- PROBLEM STATEMENT:
Isolate every line in the data with the string "Support" and copy it.

--

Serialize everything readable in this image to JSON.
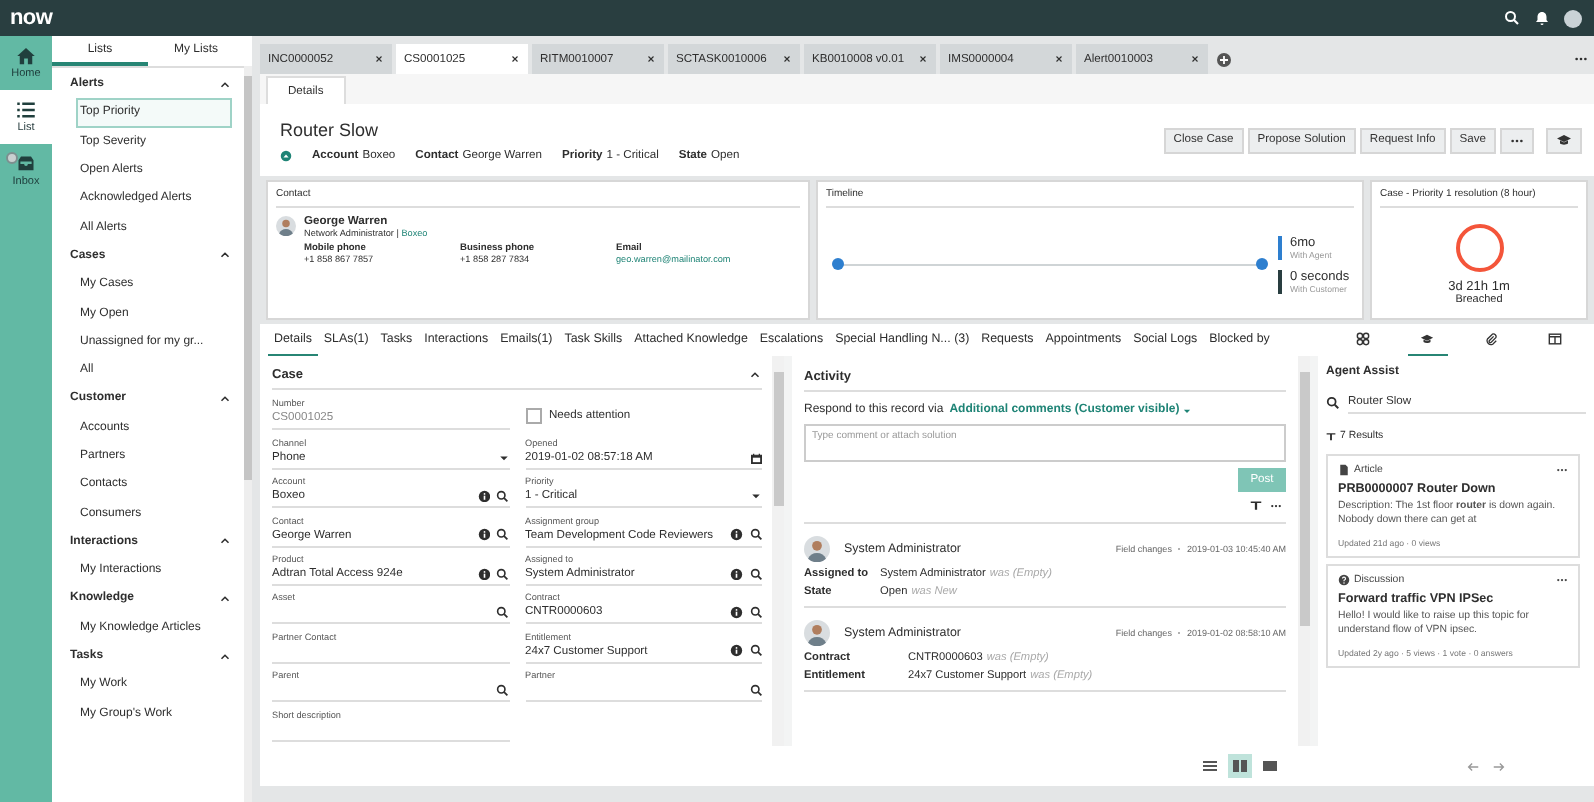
{
  "brand": "now",
  "nav": [
    {
      "label": "Home",
      "selected": false,
      "badge": false
    },
    {
      "label": "List",
      "selected": true,
      "badge": false
    },
    {
      "label": "Inbox",
      "selected": false,
      "badge": true
    }
  ],
  "lists_panel": {
    "tabs": [
      {
        "label": "Lists",
        "selected": true
      },
      {
        "label": "My Lists",
        "selected": false
      }
    ],
    "groups": [
      {
        "title": "Alerts",
        "expanded": true,
        "items": [
          {
            "label": "Top Priority",
            "selected": true
          },
          {
            "label": "Top Severity",
            "selected": false
          },
          {
            "label": "Open Alerts",
            "selected": false
          },
          {
            "label": "Acknowledged Alerts",
            "selected": false
          },
          {
            "label": "All Alerts",
            "selected": false
          }
        ]
      },
      {
        "title": "Cases",
        "expanded": true,
        "items": [
          {
            "label": "My Cases",
            "selected": false
          },
          {
            "label": "My Open",
            "selected": false
          },
          {
            "label": "Unassigned for my gr...",
            "selected": false
          },
          {
            "label": "All",
            "selected": false
          }
        ]
      },
      {
        "title": "Customer",
        "expanded": true,
        "items": [
          {
            "label": "Accounts",
            "selected": false
          },
          {
            "label": "Partners",
            "selected": false
          },
          {
            "label": "Contacts",
            "selected": false
          },
          {
            "label": "Consumers",
            "selected": false
          }
        ]
      },
      {
        "title": "Interactions",
        "expanded": true,
        "items": [
          {
            "label": "My Interactions",
            "selected": false
          }
        ]
      },
      {
        "title": "Knowledge",
        "expanded": true,
        "items": [
          {
            "label": "My Knowledge Articles",
            "selected": false
          }
        ]
      },
      {
        "title": "Tasks",
        "expanded": true,
        "items": [
          {
            "label": "My Work",
            "selected": false
          },
          {
            "label": "My Group's Work",
            "selected": false
          }
        ]
      }
    ]
  },
  "record_tabs": [
    {
      "label": "INC0000052",
      "selected": false
    },
    {
      "label": "CS0001025",
      "selected": true
    },
    {
      "label": "RITM0010007",
      "selected": false
    },
    {
      "label": "SCTASK0010006",
      "selected": false
    },
    {
      "label": "KB0010008 v0.01",
      "selected": false
    },
    {
      "label": "IMS0000004",
      "selected": false
    },
    {
      "label": "Alert0010003",
      "selected": false
    }
  ],
  "subtabs": [
    {
      "label": "Details",
      "selected": true
    }
  ],
  "header": {
    "title": "Router Slow",
    "fields": [
      {
        "label": "Account",
        "value": "Boxeo"
      },
      {
        "label": "Contact",
        "value": "George Warren"
      },
      {
        "label": "Priority",
        "value": "1 - Critical"
      },
      {
        "label": "State",
        "value": "Open"
      }
    ],
    "buttons": [
      "Close Case",
      "Propose Solution",
      "Request Info",
      "Save"
    ]
  },
  "contact_card": {
    "title": "Contact",
    "name": "George Warren",
    "role": "Network Administrator",
    "separator": "|",
    "company": "Boxeo",
    "details": [
      {
        "label": "Mobile phone",
        "value": "+1 858 867 7857",
        "kind": "text"
      },
      {
        "label": "Business phone",
        "value": "+1 858 287 7834",
        "kind": "text"
      },
      {
        "label": "Email",
        "value": "geo.warren@mailinator.com",
        "kind": "link"
      }
    ]
  },
  "timeline": {
    "title": "Timeline",
    "segments": [
      {
        "value": "6mo",
        "label": "With Agent",
        "color": "#2e7fcf"
      },
      {
        "value": "0 seconds",
        "label": "With Customer",
        "color": "#293e40"
      }
    ]
  },
  "sla": {
    "title": "Case - Priority 1 resolution (8 hour)",
    "time": "3d 21h 1m",
    "status": "Breached"
  },
  "form_tabs": [
    {
      "label": "Details",
      "selected": true
    },
    {
      "label": "SLAs(1)",
      "selected": false
    },
    {
      "label": "Tasks",
      "selected": false
    },
    {
      "label": "Interactions",
      "selected": false
    },
    {
      "label": "Emails(1)",
      "selected": false
    },
    {
      "label": "Task Skills",
      "selected": false
    },
    {
      "label": "Attached Knowledge",
      "selected": false
    },
    {
      "label": "Escalations",
      "selected": false
    },
    {
      "label": "Special Handling N... (3)",
      "selected": false
    },
    {
      "label": "Requests",
      "selected": false
    },
    {
      "label": "Appointments",
      "selected": false
    },
    {
      "label": "Social Logs",
      "selected": false
    },
    {
      "label": "Blocked by",
      "selected": false
    }
  ],
  "case_form": {
    "title": "Case",
    "expanded": true,
    "left": [
      {
        "label": "Number",
        "value": "CS0001025",
        "kind": "readonly"
      },
      {
        "label": "Channel",
        "value": "Phone",
        "kind": "select"
      },
      {
        "label": "Account",
        "value": "Boxeo",
        "kind": "reference"
      },
      {
        "label": "Contact",
        "value": "George Warren",
        "kind": "reference"
      },
      {
        "label": "Product",
        "value": "Adtran Total Access 924e",
        "kind": "reference"
      },
      {
        "label": "Asset",
        "kind": "lookup"
      },
      {
        "label": "Partner Contact",
        "kind": "text"
      },
      {
        "label": "Parent",
        "kind": "lookup"
      },
      {
        "label": "Short description",
        "kind": "text"
      }
    ],
    "right": [
      {
        "label": "Needs attention",
        "kind": "checkbox",
        "checked": false
      },
      {
        "label": "Opened",
        "value": "2019-01-02 08:57:18 AM",
        "kind": "date"
      },
      {
        "label": "Priority",
        "value": "1 - Critical",
        "kind": "select"
      },
      {
        "label": "Assignment group",
        "value": "Team Development Code Reviewers",
        "kind": "reference"
      },
      {
        "label": "Assigned to",
        "value": "System Administrator",
        "kind": "reference"
      },
      {
        "label": "Contract",
        "value": "CNTR0000603",
        "kind": "reference"
      },
      {
        "label": "Entitlement",
        "value": "24x7 Customer Support",
        "kind": "reference"
      },
      {
        "label": "Partner",
        "kind": "lookup"
      }
    ]
  },
  "activity": {
    "title": "Activity",
    "respond_text": "Respond to this record via",
    "journal": "Additional comments (Customer visible)",
    "placeholder": "Type comment or attach solution",
    "post_button": "Post",
    "entries": [
      {
        "author": "System Administrator",
        "type": "Field changes",
        "time": "2019-01-03 10:45:40 AM",
        "changes": [
          {
            "field": "Assigned to",
            "value": "System Administrator",
            "was": "was (Empty)"
          },
          {
            "field": "State",
            "value": "Open",
            "was": "was New"
          }
        ]
      },
      {
        "author": "System Administrator",
        "type": "Field changes",
        "time": "2019-01-02 08:58:10 AM",
        "changes": [
          {
            "field": "Contract",
            "value": "CNTR0000603",
            "was": "was (Empty)"
          },
          {
            "field": "Entitlement",
            "value": "24x7 Customer Support",
            "was": "was (Empty)"
          }
        ]
      }
    ]
  },
  "side_tabs": [
    {
      "selected": false
    },
    {
      "selected": true
    },
    {
      "selected": false
    },
    {
      "selected": false
    }
  ],
  "agent_assist": {
    "title": "Agent Assist",
    "search": "Router Slow",
    "results": "7 Results",
    "cards": [
      {
        "kind": "article",
        "type": "Article",
        "title": "PRB0000007 Router Down",
        "body": "Description: The 1st floor **router** is down again. Nobody down there can get at",
        "meta": "Updated 21d ago · 0 views"
      },
      {
        "kind": "discussion",
        "type": "Discussion",
        "title": "Forward traffic VPN IPSec",
        "body": "Hello! I would like to raise up this topic for understand flow of VPN ipsec.",
        "meta": "Updated 2y ago · 5 views · 1 vote · 0 answers"
      }
    ]
  },
  "view_modes": [
    {
      "selected": false
    },
    {
      "selected": true
    },
    {
      "selected": false
    }
  ]
}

--

- PROBLEM SOLUTION:
        "value": "24x7 Customer Support",
            "value": "24x7 Customer Support",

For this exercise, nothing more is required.